START Supplied records

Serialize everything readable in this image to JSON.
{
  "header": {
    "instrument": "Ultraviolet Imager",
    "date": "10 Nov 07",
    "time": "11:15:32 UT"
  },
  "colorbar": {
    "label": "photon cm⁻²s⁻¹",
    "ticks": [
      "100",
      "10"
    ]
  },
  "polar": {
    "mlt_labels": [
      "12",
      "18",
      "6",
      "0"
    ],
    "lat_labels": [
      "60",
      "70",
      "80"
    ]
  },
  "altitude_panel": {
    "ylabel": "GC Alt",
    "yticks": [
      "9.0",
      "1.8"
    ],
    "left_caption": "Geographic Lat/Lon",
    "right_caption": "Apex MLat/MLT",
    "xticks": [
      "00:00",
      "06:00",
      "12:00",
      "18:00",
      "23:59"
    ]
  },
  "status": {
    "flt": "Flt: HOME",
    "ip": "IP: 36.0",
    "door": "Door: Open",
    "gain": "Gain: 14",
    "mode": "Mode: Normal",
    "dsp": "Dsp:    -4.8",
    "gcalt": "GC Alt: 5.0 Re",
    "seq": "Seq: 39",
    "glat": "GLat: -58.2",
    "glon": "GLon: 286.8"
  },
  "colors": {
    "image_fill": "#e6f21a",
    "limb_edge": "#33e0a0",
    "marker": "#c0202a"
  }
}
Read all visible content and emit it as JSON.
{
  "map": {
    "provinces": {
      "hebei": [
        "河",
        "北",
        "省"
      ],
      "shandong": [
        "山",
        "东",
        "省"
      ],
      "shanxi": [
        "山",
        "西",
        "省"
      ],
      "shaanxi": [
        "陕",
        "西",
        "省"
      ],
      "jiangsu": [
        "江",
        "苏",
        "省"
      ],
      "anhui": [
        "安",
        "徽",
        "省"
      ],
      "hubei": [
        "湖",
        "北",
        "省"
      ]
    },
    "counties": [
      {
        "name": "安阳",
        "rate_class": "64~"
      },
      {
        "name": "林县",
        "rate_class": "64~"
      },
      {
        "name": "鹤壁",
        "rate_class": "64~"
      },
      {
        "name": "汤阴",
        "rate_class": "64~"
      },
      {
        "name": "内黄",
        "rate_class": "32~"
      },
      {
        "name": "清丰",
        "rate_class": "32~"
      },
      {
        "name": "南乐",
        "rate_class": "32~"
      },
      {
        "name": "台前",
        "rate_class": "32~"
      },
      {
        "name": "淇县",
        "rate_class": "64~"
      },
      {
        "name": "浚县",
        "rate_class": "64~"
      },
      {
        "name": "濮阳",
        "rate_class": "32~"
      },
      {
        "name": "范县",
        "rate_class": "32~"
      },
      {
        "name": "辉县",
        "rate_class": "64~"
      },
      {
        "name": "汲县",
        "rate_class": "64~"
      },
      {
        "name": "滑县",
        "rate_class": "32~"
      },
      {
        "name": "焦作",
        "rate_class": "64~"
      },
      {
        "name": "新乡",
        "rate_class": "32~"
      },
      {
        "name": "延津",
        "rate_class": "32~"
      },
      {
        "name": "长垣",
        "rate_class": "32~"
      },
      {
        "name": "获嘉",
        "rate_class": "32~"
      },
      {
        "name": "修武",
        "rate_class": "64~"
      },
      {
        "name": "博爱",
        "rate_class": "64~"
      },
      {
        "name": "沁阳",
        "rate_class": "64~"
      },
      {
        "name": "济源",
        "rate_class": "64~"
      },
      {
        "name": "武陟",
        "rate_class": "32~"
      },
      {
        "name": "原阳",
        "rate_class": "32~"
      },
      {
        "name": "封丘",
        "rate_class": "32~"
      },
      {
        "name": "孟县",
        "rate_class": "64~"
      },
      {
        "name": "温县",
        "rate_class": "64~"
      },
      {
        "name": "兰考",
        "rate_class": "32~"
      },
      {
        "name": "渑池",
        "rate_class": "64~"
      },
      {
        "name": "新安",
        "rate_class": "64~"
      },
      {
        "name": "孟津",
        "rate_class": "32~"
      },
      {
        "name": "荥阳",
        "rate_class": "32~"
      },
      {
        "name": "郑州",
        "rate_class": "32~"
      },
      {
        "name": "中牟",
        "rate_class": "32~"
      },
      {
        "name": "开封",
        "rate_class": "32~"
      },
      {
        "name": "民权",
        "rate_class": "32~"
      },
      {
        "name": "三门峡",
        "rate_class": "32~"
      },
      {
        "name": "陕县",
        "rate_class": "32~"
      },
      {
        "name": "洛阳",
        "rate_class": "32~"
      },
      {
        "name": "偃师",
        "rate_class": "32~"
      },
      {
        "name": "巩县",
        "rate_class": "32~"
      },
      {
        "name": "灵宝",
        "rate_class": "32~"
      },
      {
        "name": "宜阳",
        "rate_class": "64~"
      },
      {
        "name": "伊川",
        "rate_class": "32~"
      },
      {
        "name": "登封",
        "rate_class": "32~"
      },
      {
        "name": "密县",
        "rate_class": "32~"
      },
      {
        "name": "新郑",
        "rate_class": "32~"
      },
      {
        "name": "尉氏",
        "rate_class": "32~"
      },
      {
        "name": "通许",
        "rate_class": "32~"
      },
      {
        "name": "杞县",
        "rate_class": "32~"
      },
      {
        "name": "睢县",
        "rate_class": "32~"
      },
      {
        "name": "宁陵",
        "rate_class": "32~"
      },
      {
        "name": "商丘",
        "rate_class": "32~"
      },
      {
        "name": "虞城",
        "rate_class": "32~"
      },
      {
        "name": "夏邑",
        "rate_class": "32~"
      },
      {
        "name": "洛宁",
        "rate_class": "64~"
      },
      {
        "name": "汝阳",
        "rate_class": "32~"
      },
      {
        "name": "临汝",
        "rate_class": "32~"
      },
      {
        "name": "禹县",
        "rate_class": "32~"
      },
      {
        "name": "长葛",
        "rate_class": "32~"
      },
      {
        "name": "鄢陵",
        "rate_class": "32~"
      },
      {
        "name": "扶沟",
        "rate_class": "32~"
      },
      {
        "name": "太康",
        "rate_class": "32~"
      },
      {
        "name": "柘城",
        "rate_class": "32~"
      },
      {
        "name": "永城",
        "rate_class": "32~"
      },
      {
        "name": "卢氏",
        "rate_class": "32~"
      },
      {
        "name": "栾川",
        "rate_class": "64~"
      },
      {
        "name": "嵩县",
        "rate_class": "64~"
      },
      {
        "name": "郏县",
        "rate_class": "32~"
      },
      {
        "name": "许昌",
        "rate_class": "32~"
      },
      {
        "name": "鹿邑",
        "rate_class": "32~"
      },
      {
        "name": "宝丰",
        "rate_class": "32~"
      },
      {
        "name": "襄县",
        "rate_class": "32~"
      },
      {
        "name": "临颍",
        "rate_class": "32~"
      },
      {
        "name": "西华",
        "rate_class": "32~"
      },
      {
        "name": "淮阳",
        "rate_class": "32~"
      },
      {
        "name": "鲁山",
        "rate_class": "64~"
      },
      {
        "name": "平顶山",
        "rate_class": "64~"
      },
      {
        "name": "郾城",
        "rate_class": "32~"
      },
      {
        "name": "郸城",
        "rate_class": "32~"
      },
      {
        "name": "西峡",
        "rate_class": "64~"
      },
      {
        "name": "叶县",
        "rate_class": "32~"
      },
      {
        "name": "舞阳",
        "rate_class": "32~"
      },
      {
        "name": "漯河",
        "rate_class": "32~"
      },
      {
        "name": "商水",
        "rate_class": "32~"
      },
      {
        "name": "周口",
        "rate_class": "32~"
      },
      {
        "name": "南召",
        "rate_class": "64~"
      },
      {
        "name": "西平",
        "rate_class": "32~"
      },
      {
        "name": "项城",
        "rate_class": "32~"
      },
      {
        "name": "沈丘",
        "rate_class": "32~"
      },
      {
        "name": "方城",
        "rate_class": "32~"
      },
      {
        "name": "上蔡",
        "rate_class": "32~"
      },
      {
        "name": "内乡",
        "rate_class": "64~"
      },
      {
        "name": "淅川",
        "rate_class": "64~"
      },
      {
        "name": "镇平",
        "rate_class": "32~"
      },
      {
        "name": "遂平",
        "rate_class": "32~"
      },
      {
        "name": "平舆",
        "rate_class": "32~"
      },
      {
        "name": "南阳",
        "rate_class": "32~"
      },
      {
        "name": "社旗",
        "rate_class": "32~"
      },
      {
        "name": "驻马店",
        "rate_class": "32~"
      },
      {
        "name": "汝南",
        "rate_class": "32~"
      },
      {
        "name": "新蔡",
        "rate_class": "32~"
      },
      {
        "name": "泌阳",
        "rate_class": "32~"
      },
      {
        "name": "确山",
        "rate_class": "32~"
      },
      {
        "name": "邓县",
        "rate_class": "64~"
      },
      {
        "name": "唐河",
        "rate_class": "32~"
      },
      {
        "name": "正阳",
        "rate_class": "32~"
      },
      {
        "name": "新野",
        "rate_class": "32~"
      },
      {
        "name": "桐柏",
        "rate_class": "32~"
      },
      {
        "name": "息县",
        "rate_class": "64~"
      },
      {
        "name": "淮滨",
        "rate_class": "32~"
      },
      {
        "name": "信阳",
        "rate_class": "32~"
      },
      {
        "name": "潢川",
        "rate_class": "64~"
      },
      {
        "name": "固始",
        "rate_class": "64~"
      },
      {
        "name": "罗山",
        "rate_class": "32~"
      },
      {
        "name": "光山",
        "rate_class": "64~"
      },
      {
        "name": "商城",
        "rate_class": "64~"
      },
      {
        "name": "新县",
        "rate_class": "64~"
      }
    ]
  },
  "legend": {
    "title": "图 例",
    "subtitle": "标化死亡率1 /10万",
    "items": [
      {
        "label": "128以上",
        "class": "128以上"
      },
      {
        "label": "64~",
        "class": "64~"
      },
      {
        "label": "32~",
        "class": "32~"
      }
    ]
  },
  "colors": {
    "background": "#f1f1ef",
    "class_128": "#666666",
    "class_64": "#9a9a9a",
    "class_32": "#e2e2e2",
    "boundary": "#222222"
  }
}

END Supplied records

Written problem: Which lines include "JSON"? Copy each of them out.

Solution to this exercise:
Serialize everything readable in this image to JSON.
Read all visible content and emit it as JSON.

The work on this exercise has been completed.